SHORT PROBLEM:
Output the data that follows exactly, line for line.

Source data:
◇ ◇ ◇

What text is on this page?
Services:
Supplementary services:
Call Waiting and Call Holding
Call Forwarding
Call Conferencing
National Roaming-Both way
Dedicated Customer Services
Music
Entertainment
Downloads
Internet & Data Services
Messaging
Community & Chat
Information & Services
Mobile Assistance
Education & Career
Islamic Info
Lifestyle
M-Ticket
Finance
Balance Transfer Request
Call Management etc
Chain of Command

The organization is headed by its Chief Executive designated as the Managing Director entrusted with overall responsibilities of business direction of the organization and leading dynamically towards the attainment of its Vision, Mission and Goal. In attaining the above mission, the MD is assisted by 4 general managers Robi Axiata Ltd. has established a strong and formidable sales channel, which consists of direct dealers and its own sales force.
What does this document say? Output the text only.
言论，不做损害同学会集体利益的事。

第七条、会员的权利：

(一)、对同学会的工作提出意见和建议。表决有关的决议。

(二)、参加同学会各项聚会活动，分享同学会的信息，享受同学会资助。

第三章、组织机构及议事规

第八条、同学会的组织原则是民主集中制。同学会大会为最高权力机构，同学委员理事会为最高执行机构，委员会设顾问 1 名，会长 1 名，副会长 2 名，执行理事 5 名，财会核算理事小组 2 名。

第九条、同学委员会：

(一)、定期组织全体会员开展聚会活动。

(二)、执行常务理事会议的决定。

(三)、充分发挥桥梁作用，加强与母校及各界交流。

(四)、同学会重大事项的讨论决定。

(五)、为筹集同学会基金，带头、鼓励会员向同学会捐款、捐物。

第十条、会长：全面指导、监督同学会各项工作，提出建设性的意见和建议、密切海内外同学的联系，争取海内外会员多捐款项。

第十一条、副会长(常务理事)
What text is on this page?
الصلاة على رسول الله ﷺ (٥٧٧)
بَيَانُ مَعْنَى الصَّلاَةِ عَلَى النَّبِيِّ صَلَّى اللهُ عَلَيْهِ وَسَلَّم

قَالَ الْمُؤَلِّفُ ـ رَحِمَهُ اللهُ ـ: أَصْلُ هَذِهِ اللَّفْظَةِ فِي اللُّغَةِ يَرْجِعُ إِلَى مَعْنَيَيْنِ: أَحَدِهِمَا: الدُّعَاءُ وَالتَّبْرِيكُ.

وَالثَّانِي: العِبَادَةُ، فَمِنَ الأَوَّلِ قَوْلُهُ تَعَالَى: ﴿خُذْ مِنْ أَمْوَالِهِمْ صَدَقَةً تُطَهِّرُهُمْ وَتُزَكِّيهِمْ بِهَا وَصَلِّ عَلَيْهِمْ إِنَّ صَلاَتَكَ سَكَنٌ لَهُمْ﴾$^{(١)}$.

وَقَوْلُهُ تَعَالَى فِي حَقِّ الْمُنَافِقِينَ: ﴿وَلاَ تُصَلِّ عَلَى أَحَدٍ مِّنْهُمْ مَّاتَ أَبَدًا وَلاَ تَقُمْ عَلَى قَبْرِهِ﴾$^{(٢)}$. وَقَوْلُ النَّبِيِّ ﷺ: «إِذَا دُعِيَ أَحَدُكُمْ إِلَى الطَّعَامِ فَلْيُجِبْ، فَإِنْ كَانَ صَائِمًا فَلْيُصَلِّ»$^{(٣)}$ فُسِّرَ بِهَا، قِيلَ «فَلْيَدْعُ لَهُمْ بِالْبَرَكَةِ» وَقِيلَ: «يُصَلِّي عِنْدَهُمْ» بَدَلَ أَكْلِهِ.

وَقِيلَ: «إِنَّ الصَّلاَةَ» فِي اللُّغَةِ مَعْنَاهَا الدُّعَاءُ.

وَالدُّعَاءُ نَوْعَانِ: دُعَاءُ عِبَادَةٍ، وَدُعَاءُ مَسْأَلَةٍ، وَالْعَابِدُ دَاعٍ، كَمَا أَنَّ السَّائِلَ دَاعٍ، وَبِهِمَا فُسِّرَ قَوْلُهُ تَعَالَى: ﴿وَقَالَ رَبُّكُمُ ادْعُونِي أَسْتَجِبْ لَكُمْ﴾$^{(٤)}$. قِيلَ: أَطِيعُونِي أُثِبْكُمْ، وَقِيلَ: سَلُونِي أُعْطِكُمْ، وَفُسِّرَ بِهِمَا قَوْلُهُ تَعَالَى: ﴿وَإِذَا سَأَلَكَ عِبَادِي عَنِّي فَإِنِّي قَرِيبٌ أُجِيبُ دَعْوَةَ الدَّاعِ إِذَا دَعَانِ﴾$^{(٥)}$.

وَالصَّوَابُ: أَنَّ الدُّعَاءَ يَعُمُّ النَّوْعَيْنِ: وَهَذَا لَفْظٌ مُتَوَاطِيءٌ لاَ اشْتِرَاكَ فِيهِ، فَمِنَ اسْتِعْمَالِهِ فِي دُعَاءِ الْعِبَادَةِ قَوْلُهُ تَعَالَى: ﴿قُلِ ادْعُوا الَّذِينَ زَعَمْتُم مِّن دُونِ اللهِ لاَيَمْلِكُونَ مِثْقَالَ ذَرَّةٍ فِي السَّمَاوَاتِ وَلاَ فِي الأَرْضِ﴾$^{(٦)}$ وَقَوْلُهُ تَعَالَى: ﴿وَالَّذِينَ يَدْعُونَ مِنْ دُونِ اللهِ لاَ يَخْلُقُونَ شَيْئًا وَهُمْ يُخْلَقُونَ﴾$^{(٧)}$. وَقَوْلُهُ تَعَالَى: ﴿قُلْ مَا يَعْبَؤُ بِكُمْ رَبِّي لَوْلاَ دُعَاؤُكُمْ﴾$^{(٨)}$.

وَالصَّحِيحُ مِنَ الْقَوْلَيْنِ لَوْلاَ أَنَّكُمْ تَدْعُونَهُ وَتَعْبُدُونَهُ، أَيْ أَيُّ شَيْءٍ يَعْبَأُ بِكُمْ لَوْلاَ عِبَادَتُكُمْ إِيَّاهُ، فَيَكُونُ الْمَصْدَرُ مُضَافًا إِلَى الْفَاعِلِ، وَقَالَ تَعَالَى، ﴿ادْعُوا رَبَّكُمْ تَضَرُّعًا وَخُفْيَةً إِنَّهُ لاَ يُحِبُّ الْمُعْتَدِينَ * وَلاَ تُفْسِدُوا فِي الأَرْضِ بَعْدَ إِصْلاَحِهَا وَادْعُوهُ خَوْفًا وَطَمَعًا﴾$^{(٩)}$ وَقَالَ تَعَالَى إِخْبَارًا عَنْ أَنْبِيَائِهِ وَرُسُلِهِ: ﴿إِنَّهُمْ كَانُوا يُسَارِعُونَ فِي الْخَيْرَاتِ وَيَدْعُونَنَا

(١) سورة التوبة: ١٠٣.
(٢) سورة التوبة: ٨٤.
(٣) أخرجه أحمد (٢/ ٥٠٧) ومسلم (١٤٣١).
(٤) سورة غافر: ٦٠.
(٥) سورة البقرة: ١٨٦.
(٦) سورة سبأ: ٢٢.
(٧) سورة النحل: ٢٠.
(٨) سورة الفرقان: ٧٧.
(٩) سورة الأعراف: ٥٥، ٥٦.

◇ ◇ ◇

ANSWER TO THIS TASK:
What text is on this page?
Services:
Supplementary services:
Call Waiting and Call Holding
Call Forwarding
Call Conferencing
National Roaming-Both way
Dedicated Customer Services
Music
Entertainment
Downloads
Internet & Data Services
Messaging
Community & Chat
Information & Services
Mobile Assistance
Education & Career
Islamic Info
Lifestyle
M-Ticket
Finance
Balance Transfer Request
Call Management etc
Chain of Command

The organization is headed by its Chief Executive designated as the Managing Director entrusted with overall responsibilities of business direction of the organization and leading dynamically towards the attainment of its Vision, Mission and Goal. In attaining the above mission, the MD is assisted by 4 general managers Robi Axiata Ltd. has established a strong and formidable sales channel, which consists of direct dealers and its own sales force.
What does this document say? Output the text only.
言论，不做损害同学会集体利益的事。

第七条、会员的权利：

(一)、对同学会的工作提出意见和建议。表决有关的决议。

(二)、参加同学会各项聚会活动，分享同学会的信息，享受同学会资助。

第三章、组织机构及议事规

第八条、同学会的组织原则是民主集中制。同学会大会为最高权力机构，同学委员理事会为最高执行机构，委员会设顾问 1 名，会长 1 名，副会长 2 名，执行理事 5 名，财会核算理事小组 2 名。

第九条、同学委员会：

(一)、定期组织全体会员开展聚会活动。

(二)、执行常务理事会议的决定。

(三)、充分发挥桥梁作用，加强与母校及各界交流。

(四)、同学会重大事项的讨论决定。

(五)、为筹集同学会基金，带头、鼓励会员向同学会捐款、捐物。

第十条、会长：全面指导、监督同学会各项工作，提出建设性的意见和建议、密切海内外同学的联系，争取海内外会员多捐款项。

第十一条、副会长(常务理事)
What text is on this page?
الصلاة على رسول الله ﷺ (٥٧٧)
بَيَانُ مَعْنَى الصَّلاَةِ عَلَى النَّبِيِّ صَلَّى اللهُ عَلَيْهِ وَسَلَّم

قَالَ الْمُؤَلِّفُ ـ رَحِمَهُ اللهُ ـ: أَصْلُ هَذِهِ اللَّفْظَةِ فِي اللُّغَةِ يَرْجِعُ إِلَى مَعْنَيَيْنِ: أَحَدِهِمَا: الدُّعَاءُ وَالتَّبْرِيكُ.

وَالثَّانِي: العِبَادَةُ، فَمِنَ الأَوَّلِ قَوْلُهُ تَعَالَى: ﴿خُذْ مِنْ أَمْوَالِهِمْ صَدَقَةً تُطَهِّرُهُمْ وَتُزَكِّيهِمْ بِهَا وَصَلِّ عَلَيْهِمْ إِنَّ صَلاَتَكَ سَكَنٌ لَهُمْ﴾$^{(١)}$.

وَقَوْلُهُ تَعَالَى فِي حَقِّ الْمُنَافِقِينَ: ﴿وَلاَ تُصَلِّ عَلَى أَحَدٍ مِّنْهُمْ مَّاتَ أَبَدًا وَلاَ تَقُمْ عَلَى قَبْرِهِ﴾$^{(٢)}$. وَقَوْلُ النَّبِيِّ ﷺ: «إِذَا دُعِيَ أَحَدُكُمْ إِلَى الطَّعَامِ فَلْيُجِبْ، فَإِنْ كَانَ صَائِمًا فَلْيُصَلِّ»$^{(٣)}$ فُسِّرَ بِهَا، قِيلَ «فَلْيَدْعُ لَهُمْ بِالْبَرَكَةِ» وَقِيلَ: «يُصَلِّي عِنْدَهُمْ» بَدَلَ أَكْلِهِ.

وَقِيلَ: «إِنَّ الصَّلاَةَ» فِي اللُّغَةِ مَعْنَاهَا الدُّعَاءُ.

وَالدُّعَاءُ نَوْعَانِ: دُعَاءُ عِبَادَةٍ، وَدُعَاءُ مَسْأَلَةٍ، وَالْعَابِدُ دَاعٍ، كَمَا أَنَّ السَّائِلَ دَاعٍ، وَبِهِمَا فُسِّرَ قَوْلُهُ تَعَالَى: ﴿وَقَالَ رَبُّكُمُ ادْعُونِي أَسْتَجِبْ لَكُمْ﴾$^{(٤)}$. قِيلَ: أَطِيعُونِي أُثِبْكُمْ، وَقِيلَ: سَلُونِي أُعْطِكُمْ، وَفُسِّرَ بِهِمَا قَوْلُهُ تَعَالَى: ﴿وَإِذَا سَأَلَكَ عِبَادِي عَنِّي فَإِنِّي قَرِيبٌ أُجِيبُ دَعْوَةَ الدَّاعِ إِذَا دَعَانِ﴾$^{(٥)}$.

وَالصَّوَابُ: أَنَّ الدُّعَاءَ يَعُمُّ النَّوْعَيْنِ: وَهَذَا لَفْظٌ مُتَوَاطِيءٌ لاَ اشْتِرَاكَ فِيهِ، فَمِنَ اسْتِعْمَالِهِ فِي دُعَاءِ الْعِبَادَةِ قَوْلُهُ تَعَالَى: ﴿قُلِ ادْعُوا الَّذِينَ زَعَمْتُم مِّن دُونِ اللهِ لاَيَمْلِكُونَ مِثْقَالَ ذَرَّةٍ فِي السَّمَاوَاتِ وَلاَ فِي الأَرْضِ﴾$^{(٦)}$ وَقَوْلُهُ تَعَالَى: ﴿وَالَّذِينَ يَدْعُونَ مِنْ دُونِ اللهِ لاَ يَخْلُقُونَ شَيْئًا وَهُمْ يُخْلَقُونَ﴾$^{(٧)}$. وَقَوْلُهُ تَعَالَى: ﴿قُلْ مَا يَعْبَؤُ بِكُمْ رَبِّي لَوْلاَ دُعَاؤُكُمْ﴾$^{(٨)}$.

وَالصَّحِيحُ مِنَ الْقَوْلَيْنِ لَوْلاَ أَنَّكُمْ تَدْعُونَهُ وَتَعْبُدُونَهُ، أَيْ أَيُّ شَيْءٍ يَعْبَأُ بِكُمْ لَوْلاَ عِبَادَتُكُمْ إِيَّاهُ، فَيَكُونُ الْمَصْدَرُ مُضَافًا إِلَى الْفَاعِلِ، وَقَالَ تَعَالَى، ﴿ادْعُوا رَبَّكُمْ تَضَرُّعًا وَخُفْيَةً إِنَّهُ لاَ يُحِبُّ الْمُعْتَدِينَ * وَلاَ تُفْسِدُوا فِي الأَرْضِ بَعْدَ إِصْلاَحِهَا وَادْعُوهُ خَوْفًا وَطَمَعًا﴾$^{(٩)}$ وَقَالَ تَعَالَى إِخْبَارًا عَنْ أَنْبِيَائِهِ وَرُسُلِهِ: ﴿إِنَّهُمْ كَانُوا يُسَارِعُونَ فِي الْخَيْرَاتِ وَيَدْعُونَنَا

(١) سورة التوبة: ١٠٣.
(٢) سورة التوبة: ٨٤.
(٣) أخرجه أحمد (٢/ ٥٠٧) ومسلم (١٤٣١).
(٤) سورة غافر: ٦٠.
(٥) سورة البقرة: ١٨٦.
(٦) سورة سبأ: ٢٢.
(٧) سورة النحل: ٢٠.
(٨) سورة الفرقان: ٧٧.
(٩) سورة الأعراف: ٥٥، ٥٦.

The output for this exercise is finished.